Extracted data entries

━━━━━━━━━━━━━━━━━━━━

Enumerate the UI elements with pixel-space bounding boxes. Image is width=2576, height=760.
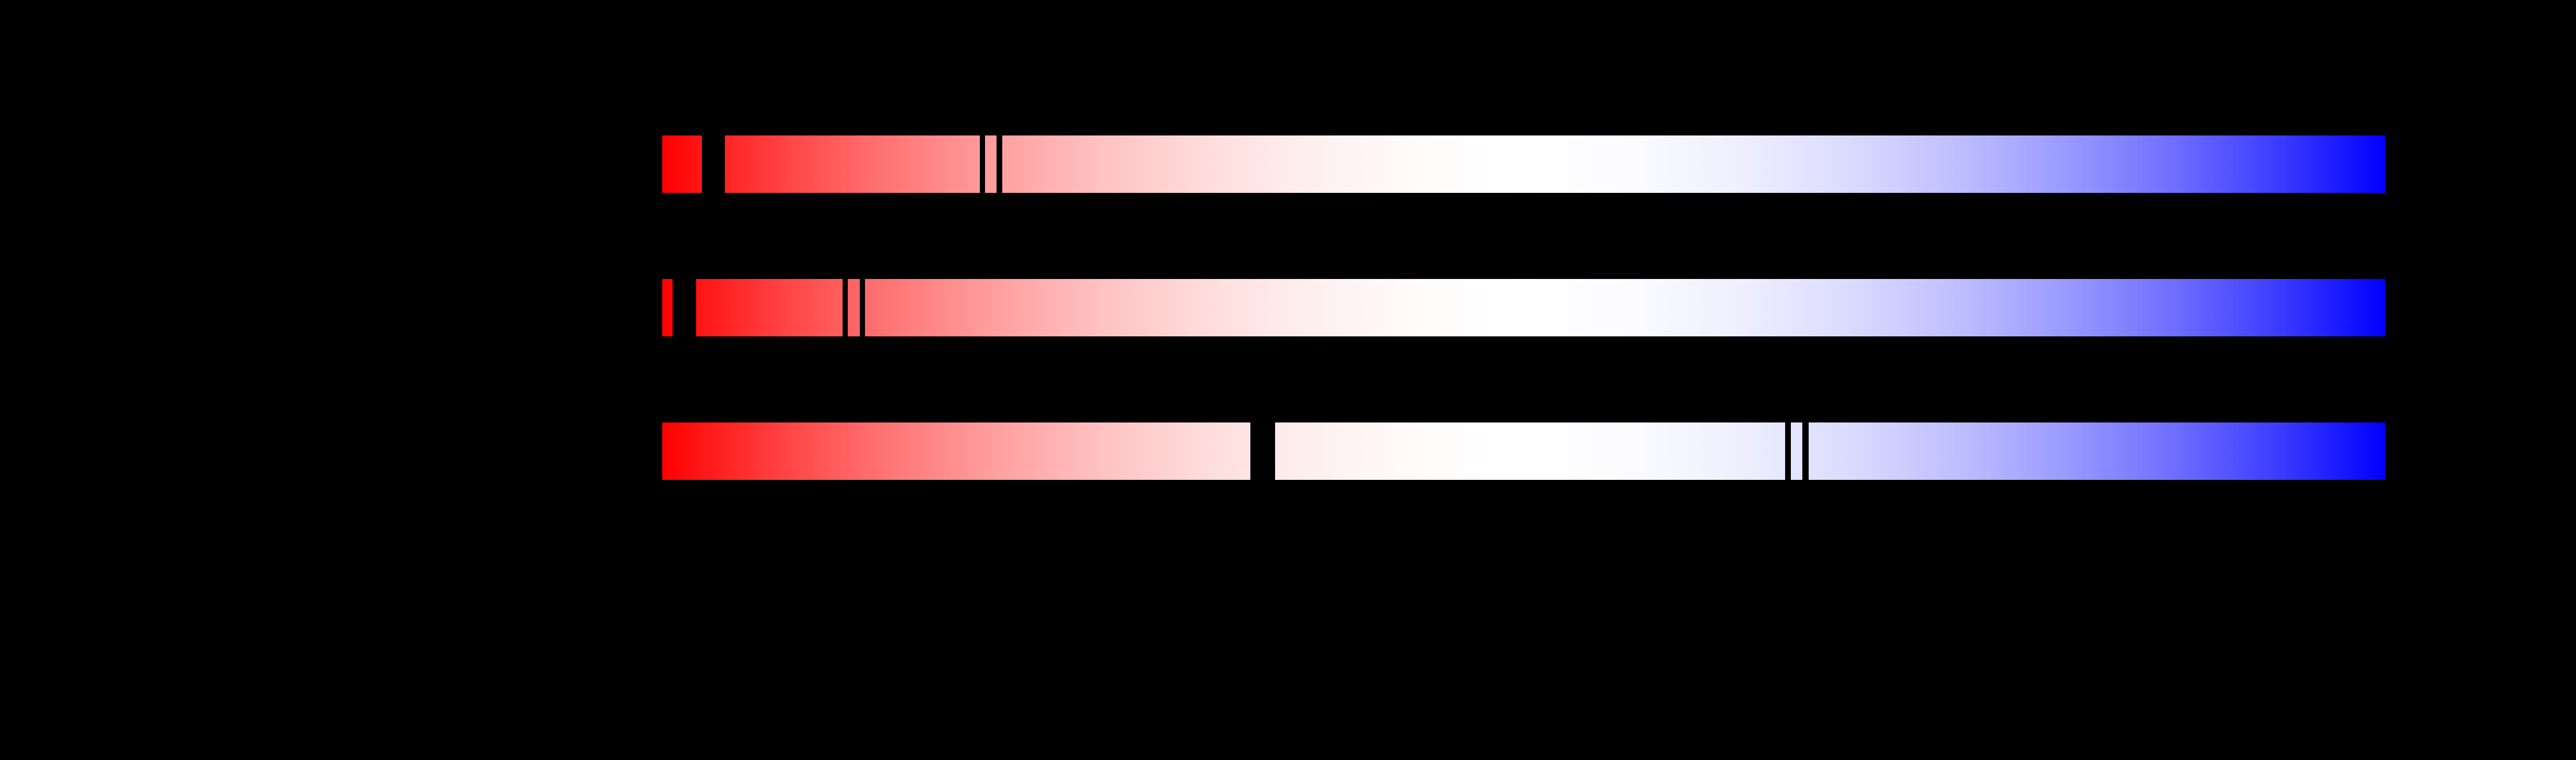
colorbar-marker-thin: [980, 135, 985, 193]
colorbar-marker-thick: [673, 279, 696, 336]
colorbar-marker-thin: [843, 279, 848, 336]
colorbar-marker-thick: [1250, 422, 1275, 480]
colorbar-marker-thin: [997, 135, 1002, 193]
colorbar-marker-thick: [702, 135, 725, 193]
colorbar-marker-thin: [1802, 422, 1809, 480]
gradient-bar-middle: [662, 279, 2385, 336]
colorbar-marker-thin: [860, 279, 865, 336]
gradient-bar-bottom: [662, 422, 2385, 480]
gradient-bar-top: [662, 135, 2385, 193]
colorbar-marker-thin: [1785, 422, 1791, 480]
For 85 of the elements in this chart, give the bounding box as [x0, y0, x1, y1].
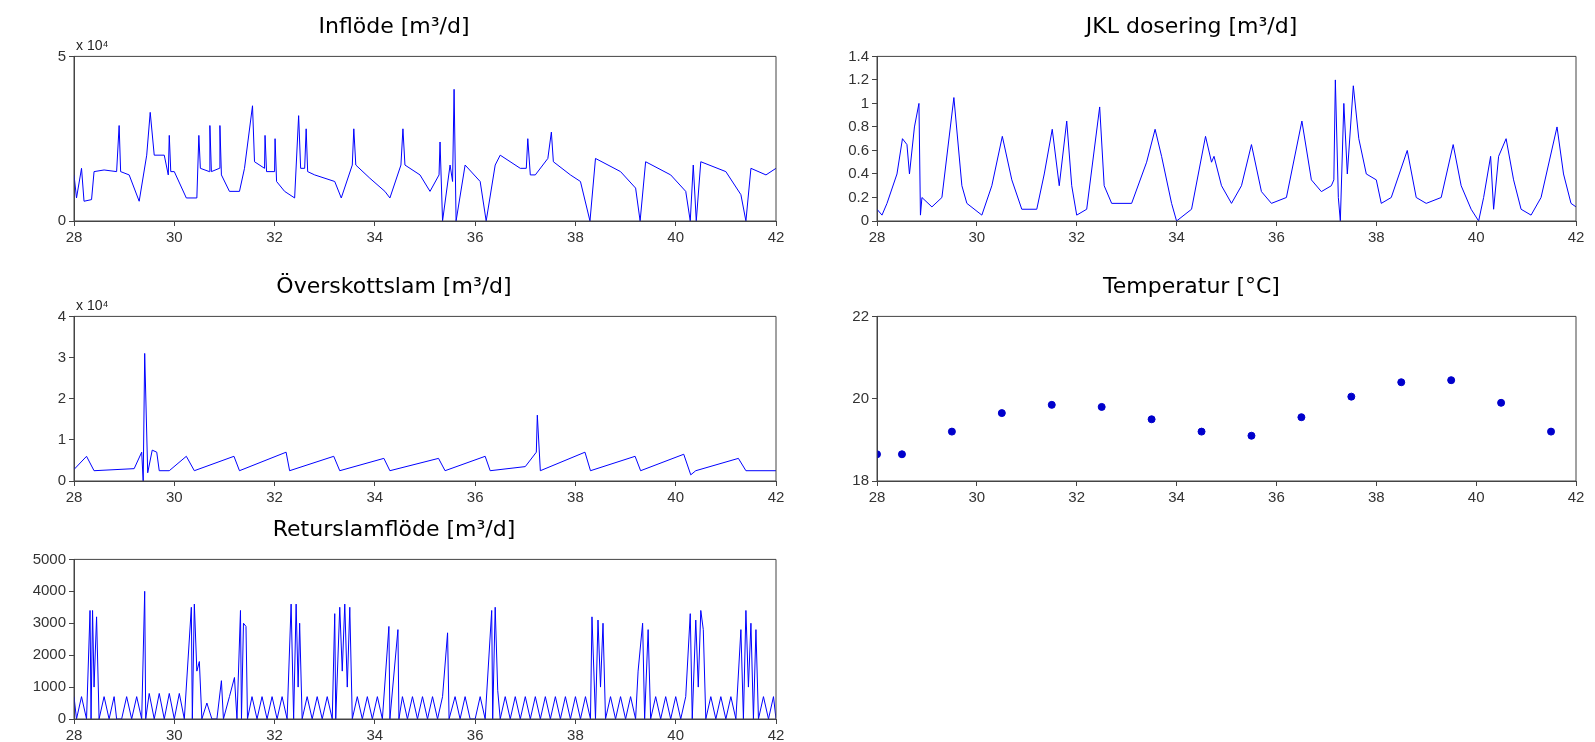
x-tick-label: 40: [1467, 488, 1485, 506]
y-tick-label: 2000: [32, 645, 66, 663]
x-tick-label: 32: [1068, 228, 1086, 246]
point: [1247, 431, 1256, 440]
x-tick-label: 42: [767, 228, 785, 246]
x-tick-label: 28: [65, 488, 83, 506]
y-tick-label: 18: [852, 471, 869, 489]
chart-title: Överskottslam [m³/d]: [276, 272, 512, 298]
x-tick-label: 30: [968, 488, 986, 506]
x-tick-label: 32: [1068, 488, 1086, 506]
y-tick-label: 3000: [32, 613, 66, 631]
y-tick-label: 22: [852, 306, 869, 324]
x-tick-label: 34: [1168, 488, 1185, 506]
point: [1547, 427, 1556, 436]
x-tick-label: 38: [567, 726, 584, 742]
x-tick-label: 28: [868, 228, 886, 246]
x-tick-label: 40: [667, 726, 685, 742]
point: [1347, 392, 1356, 401]
x-tick-label: 30: [165, 228, 183, 246]
x-tick-label: 30: [165, 726, 183, 742]
x-tick-label: 34: [366, 228, 384, 246]
chart-title: Returslamflöde [m³/d]: [272, 515, 516, 541]
x-tick-label: 36: [466, 726, 484, 742]
y-tick-label: 1: [57, 429, 66, 447]
x-tick-label: 42: [1567, 488, 1585, 506]
y-tick-label: 4: [57, 306, 66, 324]
y-tick-label: 1.4: [848, 46, 869, 64]
x-tick-label: 32: [266, 488, 283, 506]
chart-title: JKL dosering [m³/d]: [1083, 12, 1298, 38]
x-tick-label: 40: [1467, 228, 1485, 246]
x-tick-label: 32: [266, 726, 283, 742]
point: [1197, 427, 1206, 436]
y-tick-label: 1: [860, 93, 869, 111]
point: [1147, 415, 1156, 424]
y-tick-label: 0.8: [848, 117, 869, 135]
point: [1447, 376, 1456, 385]
x-tick-label: 38: [567, 488, 584, 506]
x-tick-label: 36: [466, 228, 484, 246]
x-tick-label: 38: [567, 228, 584, 246]
y-tick-label: 2: [57, 388, 66, 406]
x-tick-label: 30: [968, 228, 986, 246]
point: [897, 450, 906, 459]
y-tick-label: 5000: [32, 549, 66, 567]
x-tick-label: 42: [1567, 228, 1585, 246]
y-tick-label: 3: [57, 347, 66, 365]
x-tick-label: 28: [65, 228, 83, 246]
x-tick-label: 34: [366, 488, 384, 506]
y-tick-label: 0.4: [848, 164, 869, 182]
y-tick-label: 20: [852, 388, 869, 406]
y-tick-label: 1.2: [848, 70, 869, 88]
point: [1397, 378, 1406, 387]
point: [997, 409, 1006, 418]
y-tick-label: 4000: [32, 581, 66, 599]
text: x 10⁴: [76, 37, 109, 54]
x-tick-label: 32: [266, 228, 283, 246]
x-tick-label: 30: [165, 488, 183, 506]
y-tick-label: 0: [57, 471, 66, 489]
x-tick-label: 28: [65, 726, 83, 742]
y-tick-label: 1000: [32, 677, 66, 695]
y-tick-label: 5: [57, 46, 66, 64]
chart-title: Temperatur [°C]: [1102, 272, 1280, 298]
point: [1297, 413, 1306, 422]
y-tick-label: 0.2: [848, 187, 869, 205]
x-tick-label: 36: [1268, 228, 1285, 246]
y-tick-label: 0: [57, 709, 66, 727]
point: [947, 427, 956, 436]
x-tick-label: 34: [366, 726, 384, 742]
x-tick-label: 28: [868, 488, 886, 506]
x-tick-label: 40: [667, 228, 685, 246]
y-tick-label: 0: [860, 211, 869, 229]
x-tick-label: 38: [1367, 488, 1385, 506]
x-tick-label: 40: [667, 488, 685, 506]
point: [1097, 402, 1106, 411]
x-tick-label: 42: [767, 726, 785, 742]
text: x 10⁴: [76, 297, 109, 314]
y-tick-label: 0: [57, 211, 66, 229]
y-tick-label: 0.6: [848, 140, 869, 158]
x-tick-label: 36: [1268, 488, 1285, 506]
point: [1497, 398, 1506, 407]
x-tick-label: 42: [767, 488, 785, 506]
x-tick-label: 36: [466, 488, 484, 506]
chart-title: Inflöde [m³/d]: [318, 12, 470, 38]
x-tick-label: 34: [1168, 228, 1185, 246]
point: [1047, 400, 1056, 409]
x-tick-label: 38: [1367, 228, 1385, 246]
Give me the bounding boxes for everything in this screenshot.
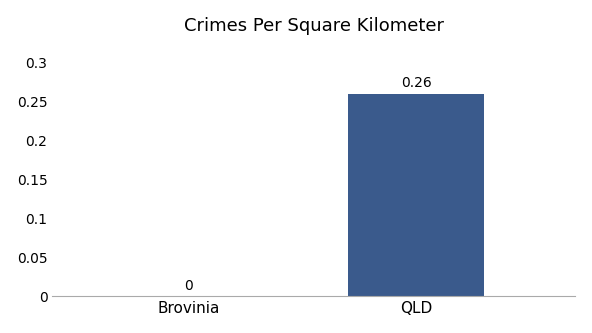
Title: Crimes Per Square Kilometer: Crimes Per Square Kilometer xyxy=(184,17,444,35)
Text: 0: 0 xyxy=(184,279,193,293)
Text: 0.26: 0.26 xyxy=(401,76,432,90)
Bar xyxy=(348,94,484,296)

━━━━━━━━━━━━━━━━━━━━

# Exercise instructions:
Quote the entire listing above word for word, leaving out the pictures.

# Task response:
Enumerate the UI elements with pixel-space bounding boxes. Image is width=2576, height=760.
colorbar-marker-thin: [980, 135, 985, 193]
colorbar-marker-thick: [673, 279, 696, 336]
colorbar-marker-thin: [843, 279, 848, 336]
colorbar-marker-thick: [1250, 422, 1275, 480]
colorbar-marker-thin: [997, 135, 1002, 193]
colorbar-marker-thick: [702, 135, 725, 193]
colorbar-marker-thin: [1802, 422, 1809, 480]
gradient-bar-middle: [662, 279, 2385, 336]
colorbar-marker-thin: [860, 279, 865, 336]
gradient-bar-bottom: [662, 422, 2385, 480]
gradient-bar-top: [662, 135, 2385, 193]
colorbar-marker-thin: [1785, 422, 1791, 480]
For 85 of the elements in this chart, give the bounding box as [x0, y0, x1, y1].
x-tick-label: 40: [1467, 488, 1485, 506]
y-tick-label: 2000: [32, 645, 66, 663]
x-tick-label: 32: [1068, 228, 1086, 246]
point: [1247, 431, 1256, 440]
x-tick-label: 42: [767, 228, 785, 246]
x-tick-label: 28: [65, 488, 83, 506]
y-tick-label: 18: [852, 471, 869, 489]
chart-title: Överskottslam [m³/d]: [276, 272, 512, 298]
x-tick-label: 30: [968, 488, 986, 506]
x-tick-label: 32: [1068, 488, 1086, 506]
y-tick-label: 3000: [32, 613, 66, 631]
y-tick-label: 22: [852, 306, 869, 324]
x-tick-label: 34: [1168, 488, 1185, 506]
point: [1547, 427, 1556, 436]
x-tick-label: 38: [567, 726, 584, 742]
x-tick-label: 28: [868, 228, 886, 246]
x-tick-label: 40: [667, 726, 685, 742]
point: [1347, 392, 1356, 401]
x-tick-label: 30: [165, 228, 183, 246]
x-tick-label: 30: [165, 726, 183, 742]
x-tick-label: 34: [366, 228, 384, 246]
chart-title: Returslamflöde [m³/d]: [272, 515, 516, 541]
x-tick-label: 36: [466, 726, 484, 742]
y-tick-label: 1: [57, 429, 66, 447]
x-tick-label: 42: [1567, 488, 1585, 506]
y-tick-label: 4: [57, 306, 66, 324]
y-tick-label: 1.4: [848, 46, 869, 64]
x-tick-label: 32: [266, 488, 283, 506]
chart-title: JKL dosering [m³/d]: [1083, 12, 1298, 38]
x-tick-label: 40: [1467, 228, 1485, 246]
x-tick-label: 32: [266, 726, 283, 742]
point: [1197, 427, 1206, 436]
y-tick-label: 1: [860, 93, 869, 111]
point: [1147, 415, 1156, 424]
y-tick-label: 0.8: [848, 117, 869, 135]
point: [1447, 376, 1456, 385]
x-tick-label: 38: [567, 488, 584, 506]
x-tick-label: 36: [466, 228, 484, 246]
x-tick-label: 38: [567, 228, 584, 246]
y-tick-label: 2: [57, 388, 66, 406]
x-tick-label: 30: [968, 228, 986, 246]
point: [897, 450, 906, 459]
y-tick-label: 5000: [32, 549, 66, 567]
x-tick-label: 42: [1567, 228, 1585, 246]
y-tick-label: 3: [57, 347, 66, 365]
x-tick-label: 28: [65, 228, 83, 246]
x-tick-label: 34: [366, 488, 384, 506]
y-tick-label: 0.4: [848, 164, 869, 182]
y-tick-label: 20: [852, 388, 869, 406]
y-tick-label: 1.2: [848, 70, 869, 88]
point: [1397, 378, 1406, 387]
point: [997, 409, 1006, 418]
y-tick-label: 4000: [32, 581, 66, 599]
text: x 10⁴: [76, 37, 109, 54]
x-tick-label: 32: [266, 228, 283, 246]
x-tick-label: 30: [165, 488, 183, 506]
y-tick-label: 0: [57, 471, 66, 489]
x-tick-label: 28: [65, 726, 83, 742]
y-tick-label: 1000: [32, 677, 66, 695]
y-tick-label: 5: [57, 46, 66, 64]
chart-title: Temperatur [°C]: [1102, 272, 1280, 298]
point: [1297, 413, 1306, 422]
y-tick-label: 0.2: [848, 187, 869, 205]
x-tick-label: 36: [1268, 228, 1285, 246]
y-tick-label: 0: [57, 709, 66, 727]
point: [947, 427, 956, 436]
x-tick-label: 34: [366, 726, 384, 742]
x-tick-label: 28: [868, 488, 886, 506]
x-tick-label: 40: [667, 228, 685, 246]
y-tick-label: 0: [860, 211, 869, 229]
x-tick-label: 38: [1367, 488, 1385, 506]
x-tick-label: 40: [667, 488, 685, 506]
point: [1097, 402, 1106, 411]
x-tick-label: 42: [767, 726, 785, 742]
text: x 10⁴: [76, 297, 109, 314]
y-tick-label: 0: [57, 211, 66, 229]
y-tick-label: 0.6: [848, 140, 869, 158]
x-tick-label: 36: [1268, 488, 1285, 506]
point: [1497, 398, 1506, 407]
x-tick-label: 42: [767, 488, 785, 506]
x-tick-label: 36: [466, 488, 484, 506]
chart-title: Inflöde [m³/d]: [318, 12, 470, 38]
x-tick-label: 34: [1168, 228, 1185, 246]
point: [1047, 400, 1056, 409]
x-tick-label: 38: [1367, 228, 1385, 246]
Give me the bounding boxes for everything in this screenshot.
Title: Crimes Per Square Kilometer: Crimes Per Square Kilometer xyxy=(184,17,444,35)
Text: 0: 0 xyxy=(184,279,193,293)
Text: 0.26: 0.26 xyxy=(401,76,432,90)
Bar xyxy=(348,94,484,296)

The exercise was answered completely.